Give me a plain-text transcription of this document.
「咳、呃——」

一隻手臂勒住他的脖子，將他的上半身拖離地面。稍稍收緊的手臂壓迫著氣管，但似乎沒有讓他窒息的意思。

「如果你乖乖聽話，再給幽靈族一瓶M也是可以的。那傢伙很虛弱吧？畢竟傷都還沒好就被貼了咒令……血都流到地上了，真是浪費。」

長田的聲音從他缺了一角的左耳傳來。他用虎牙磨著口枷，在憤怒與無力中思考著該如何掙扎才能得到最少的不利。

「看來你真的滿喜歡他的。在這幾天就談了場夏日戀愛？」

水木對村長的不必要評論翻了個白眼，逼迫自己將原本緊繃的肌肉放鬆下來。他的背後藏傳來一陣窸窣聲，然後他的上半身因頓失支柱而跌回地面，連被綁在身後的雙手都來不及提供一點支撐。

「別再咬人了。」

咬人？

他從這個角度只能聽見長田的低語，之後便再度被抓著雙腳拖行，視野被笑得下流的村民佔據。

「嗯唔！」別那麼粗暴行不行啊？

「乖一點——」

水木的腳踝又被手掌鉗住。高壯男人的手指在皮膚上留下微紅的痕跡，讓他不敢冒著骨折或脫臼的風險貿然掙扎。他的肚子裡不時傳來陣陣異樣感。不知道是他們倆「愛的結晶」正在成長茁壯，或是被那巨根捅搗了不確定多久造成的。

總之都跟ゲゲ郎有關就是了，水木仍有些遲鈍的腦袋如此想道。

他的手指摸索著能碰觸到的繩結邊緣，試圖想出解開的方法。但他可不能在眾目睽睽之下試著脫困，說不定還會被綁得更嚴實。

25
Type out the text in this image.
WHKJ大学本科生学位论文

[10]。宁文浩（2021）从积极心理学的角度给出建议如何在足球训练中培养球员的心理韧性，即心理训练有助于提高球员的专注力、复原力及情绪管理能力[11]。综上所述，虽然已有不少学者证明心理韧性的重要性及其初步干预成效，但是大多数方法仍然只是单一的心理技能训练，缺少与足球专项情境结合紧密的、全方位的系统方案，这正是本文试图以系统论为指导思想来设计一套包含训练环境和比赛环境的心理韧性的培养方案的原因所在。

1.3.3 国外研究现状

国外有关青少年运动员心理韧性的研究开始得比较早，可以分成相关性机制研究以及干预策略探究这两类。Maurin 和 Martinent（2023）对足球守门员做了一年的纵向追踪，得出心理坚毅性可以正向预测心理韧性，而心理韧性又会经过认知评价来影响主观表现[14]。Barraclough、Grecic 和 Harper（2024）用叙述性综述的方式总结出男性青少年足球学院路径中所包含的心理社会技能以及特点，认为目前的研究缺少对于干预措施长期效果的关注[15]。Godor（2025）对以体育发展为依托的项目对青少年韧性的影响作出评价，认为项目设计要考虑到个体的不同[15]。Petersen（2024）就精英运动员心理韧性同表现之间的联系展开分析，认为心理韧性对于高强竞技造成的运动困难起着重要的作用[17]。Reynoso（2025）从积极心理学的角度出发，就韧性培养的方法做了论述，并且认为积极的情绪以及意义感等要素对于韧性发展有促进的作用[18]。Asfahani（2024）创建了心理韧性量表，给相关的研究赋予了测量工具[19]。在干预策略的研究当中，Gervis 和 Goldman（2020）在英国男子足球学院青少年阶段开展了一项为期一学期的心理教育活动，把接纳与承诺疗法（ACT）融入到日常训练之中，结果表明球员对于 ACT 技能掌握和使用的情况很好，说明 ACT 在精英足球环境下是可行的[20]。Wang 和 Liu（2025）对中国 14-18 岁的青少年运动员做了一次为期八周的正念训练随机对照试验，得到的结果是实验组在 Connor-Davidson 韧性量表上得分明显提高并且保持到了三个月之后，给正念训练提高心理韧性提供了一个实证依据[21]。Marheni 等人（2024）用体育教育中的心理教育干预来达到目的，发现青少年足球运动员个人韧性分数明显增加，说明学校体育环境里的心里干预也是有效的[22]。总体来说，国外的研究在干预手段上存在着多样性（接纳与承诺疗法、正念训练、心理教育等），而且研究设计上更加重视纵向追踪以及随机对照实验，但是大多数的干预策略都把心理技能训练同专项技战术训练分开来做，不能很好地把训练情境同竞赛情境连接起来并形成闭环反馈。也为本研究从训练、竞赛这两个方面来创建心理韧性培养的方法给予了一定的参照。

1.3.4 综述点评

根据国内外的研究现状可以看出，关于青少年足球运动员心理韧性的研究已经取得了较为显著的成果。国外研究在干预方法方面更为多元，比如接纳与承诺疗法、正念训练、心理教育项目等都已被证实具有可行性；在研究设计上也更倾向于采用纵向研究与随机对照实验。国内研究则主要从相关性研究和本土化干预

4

-.-.-

WRITTEN REQUEST>
Every record shown above should be written out again exactly.

SOLUTION>
Give me a plain-text transcription of this document.
「咳、呃——」

一隻手臂勒住他的脖子，將他的上半身拖離地面。稍稍收緊的手臂壓迫著氣管，但似乎沒有讓他窒息的意思。

「如果你乖乖聽話，再給幽靈族一瓶M也是可以的。那傢伙很虛弱吧？畢竟傷都還沒好就被貼了咒令……血都流到地上了，真是浪費。」

長田的聲音從他缺了一角的左耳傳來。他用虎牙磨著口枷，在憤怒與無力中思考著該如何掙扎才能得到最少的不利。

「看來你真的滿喜歡他的。在這幾天就談了場夏日戀愛？」

水木對村長的不必要評論翻了個白眼，逼迫自己將原本緊繃的肌肉放鬆下來。他的背後藏傳來一陣窸窣聲，然後他的上半身因頓失支柱而跌回地面，連被綁在身後的雙手都來不及提供一點支撐。

「別再咬人了。」

咬人？

他從這個角度只能聽見長田的低語，之後便再度被抓著雙腳拖行，視野被笑得下流的村民佔據。

「嗯唔！」別那麼粗暴行不行啊？

「乖一點——」

水木的腳踝又被手掌鉗住。高壯男人的手指在皮膚上留下微紅的痕跡，讓他不敢冒著骨折或脫臼的風險貿然掙扎。他的肚子裡不時傳來陣陣異樣感。不知道是他們倆「愛的結晶」正在成長茁壯，或是被那巨根捅搗了不確定多久造成的。

總之都跟ゲゲ郎有關就是了，水木仍有些遲鈍的腦袋如此想道。

他的手指摸索著能碰觸到的繩結邊緣，試圖想出解開的方法。但他可不能在眾目睽睽之下試著脫困，說不定還會被綁得更嚴實。

25
Type out the text in this image.
WHKJ大学本科生学位论文

[10]。宁文浩（2021）从积极心理学的角度给出建议如何在足球训练中培养球员的心理韧性，即心理训练有助于提高球员的专注力、复原力及情绪管理能力[11]。综上所述，虽然已有不少学者证明心理韧性的重要性及其初步干预成效，但是大多数方法仍然只是单一的心理技能训练，缺少与足球专项情境结合紧密的、全方位的系统方案，这正是本文试图以系统论为指导思想来设计一套包含训练环境和比赛环境的心理韧性的培养方案的原因所在。

1.3.3 国外研究现状

国外有关青少年运动员心理韧性的研究开始得比较早，可以分成相关性机制研究以及干预策略探究这两类。Maurin 和 Martinent（2023）对足球守门员做了一年的纵向追踪，得出心理坚毅性可以正向预测心理韧性，而心理韧性又会经过认知评价来影响主观表现[14]。Barraclough、Grecic 和 Harper（2024）用叙述性综述的方式总结出男性青少年足球学院路径中所包含的心理社会技能以及特点，认为目前的研究缺少对于干预措施长期效果的关注[15]。Godor（2025）对以体育发展为依托的项目对青少年韧性的影响作出评价，认为项目设计要考虑到个体的不同[15]。Petersen（2024）就精英运动员心理韧性同表现之间的联系展开分析，认为心理韧性对于高强竞技造成的运动困难起着重要的作用[17]。Reynoso（2025）从积极心理学的角度出发，就韧性培养的方法做了论述，并且认为积极的情绪以及意义感等要素对于韧性发展有促进的作用[18]。Asfahani（2024）创建了心理韧性量表，给相关的研究赋予了测量工具[19]。在干预策略的研究当中，Gervis 和 Goldman（2020）在英国男子足球学院青少年阶段开展了一项为期一学期的心理教育活动，把接纳与承诺疗法（ACT）融入到日常训练之中，结果表明球员对于 ACT 技能掌握和使用的情况很好，说明 ACT 在精英足球环境下是可行的[20]。Wang 和 Liu（2025）对中国 14-18 岁的青少年运动员做了一次为期八周的正念训练随机对照试验，得到的结果是实验组在 Connor-Davidson 韧性量表上得分明显提高并且保持到了三个月之后，给正念训练提高心理韧性提供了一个实证依据[21]。Marheni 等人（2024）用体育教育中的心理教育干预来达到目的，发现青少年足球运动员个人韧性分数明显增加，说明学校体育环境里的心里干预也是有效的[22]。总体来说，国外的研究在干预手段上存在着多样性（接纳与承诺疗法、正念训练、心理教育等），而且研究设计上更加重视纵向追踪以及随机对照实验，但是大多数的干预策略都把心理技能训练同专项技战术训练分开来做，不能很好地把训练情境同竞赛情境连接起来并形成闭环反馈。也为本研究从训练、竞赛这两个方面来创建心理韧性培养的方法给予了一定的参照。

1.3.4 综述点评

根据国内外的研究现状可以看出，关于青少年足球运动员心理韧性的研究已经取得了较为显著的成果。国外研究在干预方法方面更为多元，比如接纳与承诺疗法、正念训练、心理教育项目等都已被证实具有可行性；在研究设计上也更倾向于采用纵向研究与随机对照实验。国内研究则主要从相关性研究和本土化干预

4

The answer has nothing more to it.